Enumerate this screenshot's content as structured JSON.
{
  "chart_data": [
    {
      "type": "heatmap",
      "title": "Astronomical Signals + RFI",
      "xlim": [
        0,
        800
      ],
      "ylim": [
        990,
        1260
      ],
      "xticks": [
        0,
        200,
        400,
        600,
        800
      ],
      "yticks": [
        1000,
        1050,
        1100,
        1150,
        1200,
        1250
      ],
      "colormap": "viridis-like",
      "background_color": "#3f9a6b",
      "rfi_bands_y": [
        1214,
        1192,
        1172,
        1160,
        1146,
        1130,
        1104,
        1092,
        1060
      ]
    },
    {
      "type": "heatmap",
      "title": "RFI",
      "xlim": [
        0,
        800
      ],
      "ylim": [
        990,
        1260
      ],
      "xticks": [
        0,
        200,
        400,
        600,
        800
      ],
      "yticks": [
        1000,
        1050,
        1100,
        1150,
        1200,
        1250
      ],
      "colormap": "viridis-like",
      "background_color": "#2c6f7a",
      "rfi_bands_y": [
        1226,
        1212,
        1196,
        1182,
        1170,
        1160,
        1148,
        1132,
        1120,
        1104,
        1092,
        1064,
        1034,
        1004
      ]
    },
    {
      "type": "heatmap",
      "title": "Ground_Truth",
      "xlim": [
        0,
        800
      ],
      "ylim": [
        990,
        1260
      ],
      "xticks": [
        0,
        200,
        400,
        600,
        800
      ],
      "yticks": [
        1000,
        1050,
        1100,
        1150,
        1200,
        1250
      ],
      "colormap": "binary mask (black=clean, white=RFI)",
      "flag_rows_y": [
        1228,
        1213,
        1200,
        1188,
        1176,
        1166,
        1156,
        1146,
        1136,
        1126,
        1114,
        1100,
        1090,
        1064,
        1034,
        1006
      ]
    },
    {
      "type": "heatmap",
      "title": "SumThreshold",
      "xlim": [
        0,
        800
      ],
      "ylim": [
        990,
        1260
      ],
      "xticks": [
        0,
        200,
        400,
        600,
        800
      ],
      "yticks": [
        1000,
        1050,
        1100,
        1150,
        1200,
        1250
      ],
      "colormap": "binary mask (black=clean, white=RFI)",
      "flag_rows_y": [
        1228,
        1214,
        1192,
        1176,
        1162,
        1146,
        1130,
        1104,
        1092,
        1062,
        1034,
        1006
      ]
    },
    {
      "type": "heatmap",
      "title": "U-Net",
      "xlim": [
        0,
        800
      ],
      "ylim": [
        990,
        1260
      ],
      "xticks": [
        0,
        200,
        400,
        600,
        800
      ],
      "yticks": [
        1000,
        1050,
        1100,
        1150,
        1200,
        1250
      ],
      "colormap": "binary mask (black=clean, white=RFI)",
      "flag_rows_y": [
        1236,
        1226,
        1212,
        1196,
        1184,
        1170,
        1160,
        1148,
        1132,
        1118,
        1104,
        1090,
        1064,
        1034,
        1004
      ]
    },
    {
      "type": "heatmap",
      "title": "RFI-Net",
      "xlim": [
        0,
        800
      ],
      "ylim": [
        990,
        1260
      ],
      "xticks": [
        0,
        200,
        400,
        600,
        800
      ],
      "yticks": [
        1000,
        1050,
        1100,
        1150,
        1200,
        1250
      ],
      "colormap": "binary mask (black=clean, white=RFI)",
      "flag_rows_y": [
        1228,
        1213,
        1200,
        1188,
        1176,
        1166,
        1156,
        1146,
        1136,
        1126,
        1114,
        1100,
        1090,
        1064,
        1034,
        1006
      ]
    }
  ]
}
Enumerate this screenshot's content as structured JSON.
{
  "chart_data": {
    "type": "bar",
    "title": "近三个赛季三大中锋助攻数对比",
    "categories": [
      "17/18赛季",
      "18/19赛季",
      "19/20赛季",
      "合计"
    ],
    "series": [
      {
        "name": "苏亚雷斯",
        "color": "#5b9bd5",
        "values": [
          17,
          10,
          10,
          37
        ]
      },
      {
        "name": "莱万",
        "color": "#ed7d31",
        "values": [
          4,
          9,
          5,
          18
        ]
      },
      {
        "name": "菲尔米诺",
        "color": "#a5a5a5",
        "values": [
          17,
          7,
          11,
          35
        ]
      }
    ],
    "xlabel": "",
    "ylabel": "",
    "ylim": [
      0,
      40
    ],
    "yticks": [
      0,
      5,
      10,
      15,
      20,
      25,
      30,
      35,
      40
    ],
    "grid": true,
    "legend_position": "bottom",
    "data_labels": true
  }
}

----

Copy every line of the records word for word.

▶ _Result below_:
Enumerate this screenshot's content as structured JSON.
{
  "chart_data": [
    {
      "type": "heatmap",
      "title": "Astronomical Signals + RFI",
      "xlim": [
        0,
        800
      ],
      "ylim": [
        990,
        1260
      ],
      "xticks": [
        0,
        200,
        400,
        600,
        800
      ],
      "yticks": [
        1000,
        1050,
        1100,
        1150,
        1200,
        1250
      ],
      "colormap": "viridis-like",
      "background_color": "#3f9a6b",
      "rfi_bands_y": [
        1214,
        1192,
        1172,
        1160,
        1146,
        1130,
        1104,
        1092,
        1060
      ]
    },
    {
      "type": "heatmap",
      "title": "RFI",
      "xlim": [
        0,
        800
      ],
      "ylim": [
        990,
        1260
      ],
      "xticks": [
        0,
        200,
        400,
        600,
        800
      ],
      "yticks": [
        1000,
        1050,
        1100,
        1150,
        1200,
        1250
      ],
      "colormap": "viridis-like",
      "background_color": "#2c6f7a",
      "rfi_bands_y": [
        1226,
        1212,
        1196,
        1182,
        1170,
        1160,
        1148,
        1132,
        1120,
        1104,
        1092,
        1064,
        1034,
        1004
      ]
    },
    {
      "type": "heatmap",
      "title": "Ground_Truth",
      "xlim": [
        0,
        800
      ],
      "ylim": [
        990,
        1260
      ],
      "xticks": [
        0,
        200,
        400,
        600,
        800
      ],
      "yticks": [
        1000,
        1050,
        1100,
        1150,
        1200,
        1250
      ],
      "colormap": "binary mask (black=clean, white=RFI)",
      "flag_rows_y": [
        1228,
        1213,
        1200,
        1188,
        1176,
        1166,
        1156,
        1146,
        1136,
        1126,
        1114,
        1100,
        1090,
        1064,
        1034,
        1006
      ]
    },
    {
      "type": "heatmap",
      "title": "SumThreshold",
      "xlim": [
        0,
        800
      ],
      "ylim": [
        990,
        1260
      ],
      "xticks": [
        0,
        200,
        400,
        600,
        800
      ],
      "yticks": [
        1000,
        1050,
        1100,
        1150,
        1200,
        1250
      ],
      "colormap": "binary mask (black=clean, white=RFI)",
      "flag_rows_y": [
        1228,
        1214,
        1192,
        1176,
        1162,
        1146,
        1130,
        1104,
        1092,
        1062,
        1034,
        1006
      ]
    },
    {
      "type": "heatmap",
      "title": "U-Net",
      "xlim": [
        0,
        800
      ],
      "ylim": [
        990,
        1260
      ],
      "xticks": [
        0,
        200,
        400,
        600,
        800
      ],
      "yticks": [
        1000,
        1050,
        1100,
        1150,
        1200,
        1250
      ],
      "colormap": "binary mask (black=clean, white=RFI)",
      "flag_rows_y": [
        1236,
        1226,
        1212,
        1196,
        1184,
        1170,
        1160,
        1148,
        1132,
        1118,
        1104,
        1090,
        1064,
        1034,
        1004
      ]
    },
    {
      "type": "heatmap",
      "title": "RFI-Net",
      "xlim": [
        0,
        800
      ],
      "ylim": [
        990,
        1260
      ],
      "xticks": [
        0,
        200,
        400,
        600,
        800
      ],
      "yticks": [
        1000,
        1050,
        1100,
        1150,
        1200,
        1250
      ],
      "colormap": "binary mask (black=clean, white=RFI)",
      "flag_rows_y": [
        1228,
        1213,
        1200,
        1188,
        1176,
        1166,
        1156,
        1146,
        1136,
        1126,
        1114,
        1100,
        1090,
        1064,
        1034,
        1006
      ]
    }
  ]
}
Enumerate this screenshot's content as structured JSON.
{
  "chart_data": {
    "type": "bar",
    "title": "近三个赛季三大中锋助攻数对比",
    "categories": [
      "17/18赛季",
      "18/19赛季",
      "19/20赛季",
      "合计"
    ],
    "series": [
      {
        "name": "苏亚雷斯",
        "color": "#5b9bd5",
        "values": [
          17,
          10,
          10,
          37
        ]
      },
      {
        "name": "莱万",
        "color": "#ed7d31",
        "values": [
          4,
          9,
          5,
          18
        ]
      },
      {
        "name": "菲尔米诺",
        "color": "#a5a5a5",
        "values": [
          17,
          7,
          11,
          35
        ]
      }
    ],
    "xlabel": "",
    "ylabel": "",
    "ylim": [
      0,
      40
    ],
    "yticks": [
      0,
      5,
      10,
      15,
      20,
      25,
      30,
      35,
      40
    ],
    "grid": true,
    "legend_position": "bottom",
    "data_labels": true
  }
}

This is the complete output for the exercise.